**Task prompt**
Copy exactly the last part of the entries, starting from the line with "What data populates" and including the final line.

(Dataset items)
···
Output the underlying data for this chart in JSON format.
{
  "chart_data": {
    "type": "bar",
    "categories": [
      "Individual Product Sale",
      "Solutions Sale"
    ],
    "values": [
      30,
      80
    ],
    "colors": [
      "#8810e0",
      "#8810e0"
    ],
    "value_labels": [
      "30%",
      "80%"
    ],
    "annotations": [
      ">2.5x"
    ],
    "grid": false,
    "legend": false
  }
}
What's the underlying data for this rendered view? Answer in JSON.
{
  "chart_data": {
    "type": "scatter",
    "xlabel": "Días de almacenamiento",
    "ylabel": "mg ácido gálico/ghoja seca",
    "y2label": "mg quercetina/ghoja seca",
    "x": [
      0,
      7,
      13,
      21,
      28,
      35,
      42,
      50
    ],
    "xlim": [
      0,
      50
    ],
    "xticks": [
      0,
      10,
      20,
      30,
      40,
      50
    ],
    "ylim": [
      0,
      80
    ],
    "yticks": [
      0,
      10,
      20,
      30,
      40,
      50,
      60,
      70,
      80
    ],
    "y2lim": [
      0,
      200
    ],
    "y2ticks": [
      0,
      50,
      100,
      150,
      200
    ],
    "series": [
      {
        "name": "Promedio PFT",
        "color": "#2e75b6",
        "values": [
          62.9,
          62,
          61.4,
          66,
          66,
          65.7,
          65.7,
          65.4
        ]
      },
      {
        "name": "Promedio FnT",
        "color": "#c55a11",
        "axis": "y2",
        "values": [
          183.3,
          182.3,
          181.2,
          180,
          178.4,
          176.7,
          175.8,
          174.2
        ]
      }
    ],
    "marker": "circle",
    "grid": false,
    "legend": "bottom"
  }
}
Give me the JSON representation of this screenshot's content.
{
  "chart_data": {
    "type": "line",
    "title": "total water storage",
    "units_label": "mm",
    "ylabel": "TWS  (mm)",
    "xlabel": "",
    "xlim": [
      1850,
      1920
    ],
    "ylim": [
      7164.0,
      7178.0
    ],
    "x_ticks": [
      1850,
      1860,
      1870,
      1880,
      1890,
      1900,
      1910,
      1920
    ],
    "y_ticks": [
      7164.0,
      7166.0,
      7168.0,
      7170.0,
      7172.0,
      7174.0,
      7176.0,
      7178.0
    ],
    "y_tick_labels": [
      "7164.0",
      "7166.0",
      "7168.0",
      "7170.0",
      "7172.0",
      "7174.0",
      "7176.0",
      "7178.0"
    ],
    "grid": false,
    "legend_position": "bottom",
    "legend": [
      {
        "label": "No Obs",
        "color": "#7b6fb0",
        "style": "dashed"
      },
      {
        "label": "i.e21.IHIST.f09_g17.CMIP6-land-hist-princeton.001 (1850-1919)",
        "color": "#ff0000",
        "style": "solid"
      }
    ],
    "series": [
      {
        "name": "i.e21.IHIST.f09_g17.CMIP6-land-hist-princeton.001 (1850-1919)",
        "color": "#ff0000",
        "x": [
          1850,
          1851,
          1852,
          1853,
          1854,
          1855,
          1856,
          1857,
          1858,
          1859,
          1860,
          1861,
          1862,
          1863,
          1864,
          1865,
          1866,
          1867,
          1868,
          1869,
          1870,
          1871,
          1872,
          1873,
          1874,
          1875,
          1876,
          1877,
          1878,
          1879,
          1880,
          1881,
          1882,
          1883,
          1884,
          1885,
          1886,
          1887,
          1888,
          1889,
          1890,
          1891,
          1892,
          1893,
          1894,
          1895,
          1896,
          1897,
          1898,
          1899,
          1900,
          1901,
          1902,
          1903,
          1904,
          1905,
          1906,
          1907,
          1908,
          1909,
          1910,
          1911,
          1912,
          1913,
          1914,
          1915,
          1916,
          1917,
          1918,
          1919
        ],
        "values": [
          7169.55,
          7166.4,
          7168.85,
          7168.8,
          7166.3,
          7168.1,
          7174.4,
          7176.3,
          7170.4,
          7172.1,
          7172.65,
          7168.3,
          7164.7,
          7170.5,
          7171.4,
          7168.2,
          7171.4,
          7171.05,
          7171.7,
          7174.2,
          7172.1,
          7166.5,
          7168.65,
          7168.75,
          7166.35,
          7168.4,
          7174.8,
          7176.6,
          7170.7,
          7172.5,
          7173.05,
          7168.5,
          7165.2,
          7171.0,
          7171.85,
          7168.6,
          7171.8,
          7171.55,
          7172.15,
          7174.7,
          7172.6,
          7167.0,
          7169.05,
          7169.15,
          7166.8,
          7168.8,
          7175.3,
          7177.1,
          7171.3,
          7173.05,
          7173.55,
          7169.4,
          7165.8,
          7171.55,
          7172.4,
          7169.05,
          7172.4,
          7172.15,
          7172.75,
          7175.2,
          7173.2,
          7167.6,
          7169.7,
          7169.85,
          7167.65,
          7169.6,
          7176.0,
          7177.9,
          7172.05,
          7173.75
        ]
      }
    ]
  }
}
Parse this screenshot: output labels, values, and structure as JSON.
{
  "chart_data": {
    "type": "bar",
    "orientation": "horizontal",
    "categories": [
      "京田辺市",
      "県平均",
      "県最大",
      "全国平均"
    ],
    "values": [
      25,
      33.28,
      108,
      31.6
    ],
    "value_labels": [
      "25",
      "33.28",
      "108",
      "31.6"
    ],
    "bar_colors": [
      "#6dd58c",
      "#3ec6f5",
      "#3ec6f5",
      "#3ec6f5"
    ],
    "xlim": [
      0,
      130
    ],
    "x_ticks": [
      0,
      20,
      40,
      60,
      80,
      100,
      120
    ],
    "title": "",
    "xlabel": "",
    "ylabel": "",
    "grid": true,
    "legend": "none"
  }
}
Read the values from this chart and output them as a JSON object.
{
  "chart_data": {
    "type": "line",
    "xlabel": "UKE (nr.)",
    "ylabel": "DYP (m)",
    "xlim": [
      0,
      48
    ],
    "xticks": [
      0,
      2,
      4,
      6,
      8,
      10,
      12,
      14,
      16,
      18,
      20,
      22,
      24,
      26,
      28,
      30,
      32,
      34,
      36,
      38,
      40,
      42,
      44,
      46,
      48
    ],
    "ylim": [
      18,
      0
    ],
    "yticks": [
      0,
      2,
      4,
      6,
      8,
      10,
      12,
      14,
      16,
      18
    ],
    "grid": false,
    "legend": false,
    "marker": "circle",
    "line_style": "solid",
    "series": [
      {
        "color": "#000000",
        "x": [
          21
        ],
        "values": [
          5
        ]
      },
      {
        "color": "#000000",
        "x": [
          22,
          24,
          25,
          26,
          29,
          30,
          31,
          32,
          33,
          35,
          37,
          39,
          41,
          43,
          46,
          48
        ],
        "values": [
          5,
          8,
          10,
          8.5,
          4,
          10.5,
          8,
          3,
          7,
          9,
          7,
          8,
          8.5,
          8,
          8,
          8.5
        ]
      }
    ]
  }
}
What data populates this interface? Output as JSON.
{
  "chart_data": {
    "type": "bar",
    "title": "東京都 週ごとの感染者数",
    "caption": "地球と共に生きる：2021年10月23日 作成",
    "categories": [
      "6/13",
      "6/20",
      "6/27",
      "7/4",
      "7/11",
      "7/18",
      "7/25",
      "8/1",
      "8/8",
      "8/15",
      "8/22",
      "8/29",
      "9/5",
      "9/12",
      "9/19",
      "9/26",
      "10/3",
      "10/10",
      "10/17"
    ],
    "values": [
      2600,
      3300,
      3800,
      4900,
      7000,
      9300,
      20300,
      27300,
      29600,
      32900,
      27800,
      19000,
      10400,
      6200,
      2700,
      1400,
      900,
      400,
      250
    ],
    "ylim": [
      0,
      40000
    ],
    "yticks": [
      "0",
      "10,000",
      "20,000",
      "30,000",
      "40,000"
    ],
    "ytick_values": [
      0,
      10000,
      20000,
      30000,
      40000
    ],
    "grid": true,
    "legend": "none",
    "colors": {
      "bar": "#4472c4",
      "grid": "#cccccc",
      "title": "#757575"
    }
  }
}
···
**Reply to the exercise**
What data populates this interface? Output as JSON.
{
  "chart_data": {
    "type": "bar",
    "title": "東京都 週ごとの感染者数",
    "caption": "地球と共に生きる：2021年10月23日 作成",
    "categories": [
      "6/13",
      "6/20",
      "6/27",
      "7/4",
      "7/11",
      "7/18",
      "7/25",
      "8/1",
      "8/8",
      "8/15",
      "8/22",
      "8/29",
      "9/5",
      "9/12",
      "9/19",
      "9/26",
      "10/3",
      "10/10",
      "10/17"
    ],
    "values": [
      2600,
      3300,
      3800,
      4900,
      7000,
      9300,
      20300,
      27300,
      29600,
      32900,
      27800,
      19000,
      10400,
      6200,
      2700,
      1400,
      900,
      400,
      250
    ],
    "ylim": [
      0,
      40000
    ],
    "yticks": [
      "0",
      "10,000",
      "20,000",
      "30,000",
      "40,000"
    ],
    "ytick_values": [
      0,
      10000,
      20000,
      30000,
      40000
    ],
    "grid": true,
    "legend": "none",
    "colors": {
      "bar": "#4472c4",
      "grid": "#cccccc",
      "title": "#757575"
    }
  }
}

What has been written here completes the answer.